Dataset items
◇ ◇ ◇ ◇ ◇

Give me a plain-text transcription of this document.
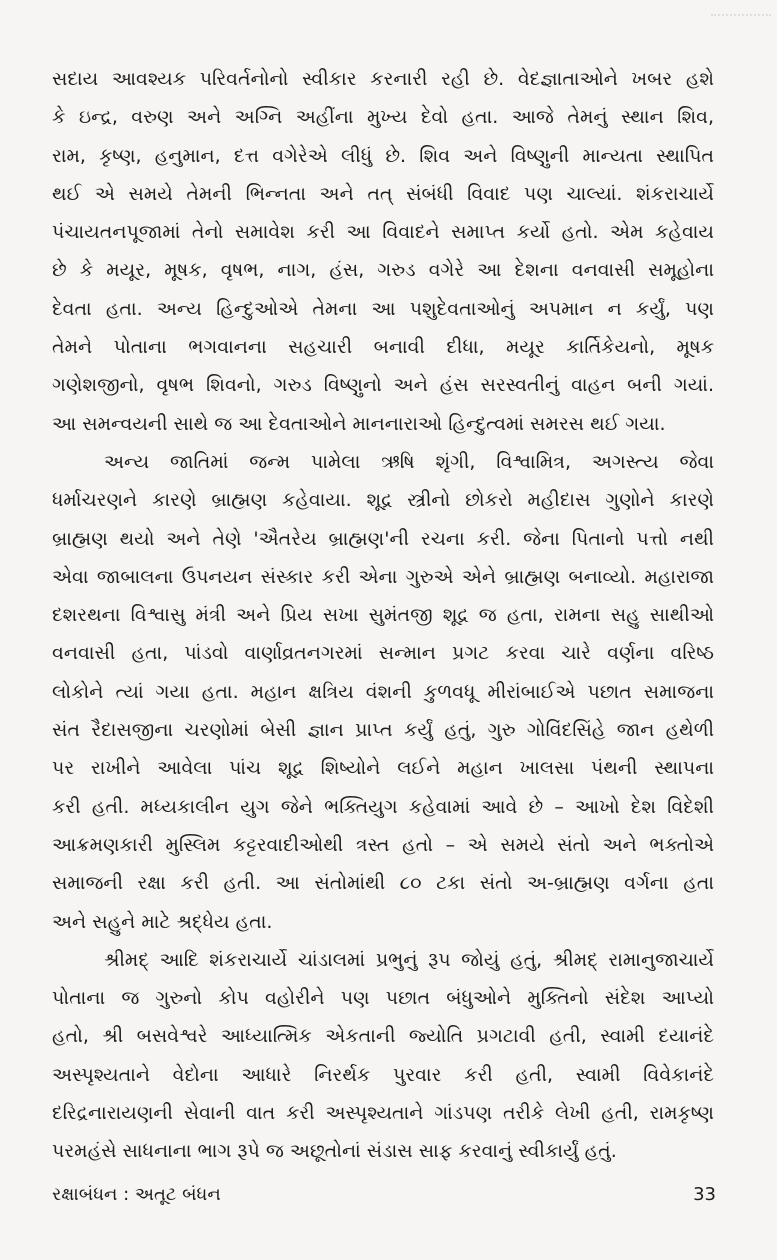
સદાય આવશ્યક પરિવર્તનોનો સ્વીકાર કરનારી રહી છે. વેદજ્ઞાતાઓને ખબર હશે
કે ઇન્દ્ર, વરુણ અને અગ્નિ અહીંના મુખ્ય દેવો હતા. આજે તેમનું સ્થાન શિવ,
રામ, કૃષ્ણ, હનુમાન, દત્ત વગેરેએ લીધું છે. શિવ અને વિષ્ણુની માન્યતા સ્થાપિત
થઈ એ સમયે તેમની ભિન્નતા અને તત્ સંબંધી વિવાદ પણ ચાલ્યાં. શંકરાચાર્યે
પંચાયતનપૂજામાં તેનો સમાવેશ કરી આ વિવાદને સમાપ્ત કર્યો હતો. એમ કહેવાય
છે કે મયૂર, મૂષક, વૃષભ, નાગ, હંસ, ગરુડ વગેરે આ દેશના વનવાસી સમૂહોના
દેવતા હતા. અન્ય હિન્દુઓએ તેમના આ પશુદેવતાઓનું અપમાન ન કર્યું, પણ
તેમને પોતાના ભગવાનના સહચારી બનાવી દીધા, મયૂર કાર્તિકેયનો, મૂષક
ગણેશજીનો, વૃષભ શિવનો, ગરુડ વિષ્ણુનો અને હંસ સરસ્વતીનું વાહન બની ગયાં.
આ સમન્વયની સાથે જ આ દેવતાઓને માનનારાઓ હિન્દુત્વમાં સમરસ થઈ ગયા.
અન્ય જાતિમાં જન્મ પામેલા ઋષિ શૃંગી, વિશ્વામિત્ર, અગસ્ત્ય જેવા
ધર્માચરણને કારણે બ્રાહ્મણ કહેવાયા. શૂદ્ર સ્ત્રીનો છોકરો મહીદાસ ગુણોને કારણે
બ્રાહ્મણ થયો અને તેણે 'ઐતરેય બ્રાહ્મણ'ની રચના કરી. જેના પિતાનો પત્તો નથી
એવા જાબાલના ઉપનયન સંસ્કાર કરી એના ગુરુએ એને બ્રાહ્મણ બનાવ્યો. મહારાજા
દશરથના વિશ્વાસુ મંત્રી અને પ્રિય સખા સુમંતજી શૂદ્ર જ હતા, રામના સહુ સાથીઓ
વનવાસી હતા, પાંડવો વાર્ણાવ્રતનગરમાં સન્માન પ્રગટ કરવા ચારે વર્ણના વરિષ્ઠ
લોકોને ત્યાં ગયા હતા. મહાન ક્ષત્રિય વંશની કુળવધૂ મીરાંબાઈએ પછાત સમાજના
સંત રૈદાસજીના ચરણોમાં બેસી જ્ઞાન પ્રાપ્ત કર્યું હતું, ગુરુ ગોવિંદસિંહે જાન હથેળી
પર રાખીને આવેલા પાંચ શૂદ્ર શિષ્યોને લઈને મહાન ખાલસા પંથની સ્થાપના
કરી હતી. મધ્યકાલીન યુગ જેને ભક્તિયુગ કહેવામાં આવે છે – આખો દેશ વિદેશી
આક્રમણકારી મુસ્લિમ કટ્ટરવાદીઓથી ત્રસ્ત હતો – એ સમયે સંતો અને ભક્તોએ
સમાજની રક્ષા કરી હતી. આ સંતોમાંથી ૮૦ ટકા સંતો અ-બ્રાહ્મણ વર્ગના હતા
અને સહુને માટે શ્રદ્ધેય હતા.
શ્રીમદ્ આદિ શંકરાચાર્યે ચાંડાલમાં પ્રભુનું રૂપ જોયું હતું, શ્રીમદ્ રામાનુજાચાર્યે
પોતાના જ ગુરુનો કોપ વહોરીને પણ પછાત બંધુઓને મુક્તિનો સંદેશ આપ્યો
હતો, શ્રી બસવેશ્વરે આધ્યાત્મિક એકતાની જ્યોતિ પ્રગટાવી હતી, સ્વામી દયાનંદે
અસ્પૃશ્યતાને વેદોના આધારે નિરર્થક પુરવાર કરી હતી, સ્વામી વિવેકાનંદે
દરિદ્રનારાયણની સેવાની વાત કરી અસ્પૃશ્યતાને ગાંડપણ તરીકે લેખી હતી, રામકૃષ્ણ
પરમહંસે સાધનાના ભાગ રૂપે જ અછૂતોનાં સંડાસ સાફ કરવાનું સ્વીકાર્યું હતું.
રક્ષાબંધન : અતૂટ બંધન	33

◇ ◇ ◇ ◇ ◇

▶ **REQUIRED WORK**:
In your copy of the records, include no pictures; repeat everything else exactly.

▶ **RESPONSE FOR THIS EXERCISE**:
Give me a plain-text transcription of this document.
સદાય આવશ્યક પરિવર્તનોનો સ્વીકાર કરનારી રહી છે. વેદજ્ઞાતાઓને ખબર હશે
કે ઇન્દ્ર, વરુણ અને અગ્નિ અહીંના મુખ્ય દેવો હતા. આજે તેમનું સ્થાન શિવ,
રામ, કૃષ્ણ, હનુમાન, દત્ત વગેરેએ લીધું છે. શિવ અને વિષ્ણુની માન્યતા સ્થાપિત
થઈ એ સમયે તેમની ભિન્નતા અને તત્ સંબંધી વિવાદ પણ ચાલ્યાં. શંકરાચાર્યે
પંચાયતનપૂજામાં તેનો સમાવેશ કરી આ વિવાદને સમાપ્ત કર્યો હતો. એમ કહેવાય
છે કે મયૂર, મૂષક, વૃષભ, નાગ, હંસ, ગરુડ વગેરે આ દેશના વનવાસી સમૂહોના
દેવતા હતા. અન્ય હિન્દુઓએ તેમના આ પશુદેવતાઓનું અપમાન ન કર્યું, પણ
તેમને પોતાના ભગવાનના સહચારી બનાવી દીધા, મયૂર કાર્તિકેયનો, મૂષક
ગણેશજીનો, વૃષભ શિવનો, ગરુડ વિષ્ણુનો અને હંસ સરસ્વતીનું વાહન બની ગયાં.
આ સમન્વયની સાથે જ આ દેવતાઓને માનનારાઓ હિન્દુત્વમાં સમરસ થઈ ગયા.
અન્ય જાતિમાં જન્મ પામેલા ઋષિ શૃંગી, વિશ્વામિત્ર, અગસ્ત્ય જેવા
ધર્માચરણને કારણે બ્રાહ્મણ કહેવાયા. શૂદ્ર સ્ત્રીનો છોકરો મહીદાસ ગુણોને કારણે
બ્રાહ્મણ થયો અને તેણે 'ઐતરેય બ્રાહ્મણ'ની રચના કરી. જેના પિતાનો પત્તો નથી
એવા જાબાલના ઉપનયન સંસ્કાર કરી એના ગુરુએ એને બ્રાહ્મણ બનાવ્યો. મહારાજા
દશરથના વિશ્વાસુ મંત્રી અને પ્રિય સખા સુમંતજી શૂદ્ર જ હતા, રામના સહુ સાથીઓ
વનવાસી હતા, પાંડવો વાર્ણાવ્રતનગરમાં સન્માન પ્રગટ કરવા ચારે વર્ણના વરિષ્ઠ
લોકોને ત્યાં ગયા હતા. મહાન ક્ષત્રિય વંશની કુળવધૂ મીરાંબાઈએ પછાત સમાજના
સંત રૈદાસજીના ચરણોમાં બેસી જ્ઞાન પ્રાપ્ત કર્યું હતું, ગુરુ ગોવિંદસિંહે જાન હથેળી
પર રાખીને આવેલા પાંચ શૂદ્ર શિષ્યોને લઈને મહાન ખાલસા પંથની સ્થાપના
કરી હતી. મધ્યકાલીન યુગ જેને ભક્તિયુગ કહેવામાં આવે છે – આખો દેશ વિદેશી
આક્રમણકારી મુસ્લિમ કટ્ટરવાદીઓથી ત્રસ્ત હતો – એ સમયે સંતો અને ભક્તોએ
સમાજની રક્ષા કરી હતી. આ સંતોમાંથી ૮૦ ટકા સંતો અ-બ્રાહ્મણ વર્ગના હતા
અને સહુને માટે શ્રદ્ધેય હતા.
શ્રીમદ્ આદિ શંકરાચાર્યે ચાંડાલમાં પ્રભુનું રૂપ જોયું હતું, શ્રીમદ્ રામાનુજાચાર્યે
પોતાના જ ગુરુનો કોપ વહોરીને પણ પછાત બંધુઓને મુક્તિનો સંદેશ આપ્યો
હતો, શ્રી બસવેશ્વરે આધ્યાત્મિક એકતાની જ્યોતિ પ્રગટાવી હતી, સ્વામી દયાનંદે
અસ્પૃશ્યતાને વેદોના આધારે નિરર્થક પુરવાર કરી હતી, સ્વામી વિવેકાનંદે
દરિદ્રનારાયણની સેવાની વાત કરી અસ્પૃશ્યતાને ગાંડપણ તરીકે લેખી હતી, રામકૃષ્ણ
પરમહંસે સાધનાના ભાગ રૂપે જ અછૂતોનાં સંડાસ સાફ કરવાનું સ્વીકાર્યું હતું.
રક્ષાબંધન : અતૂટ બંધન	33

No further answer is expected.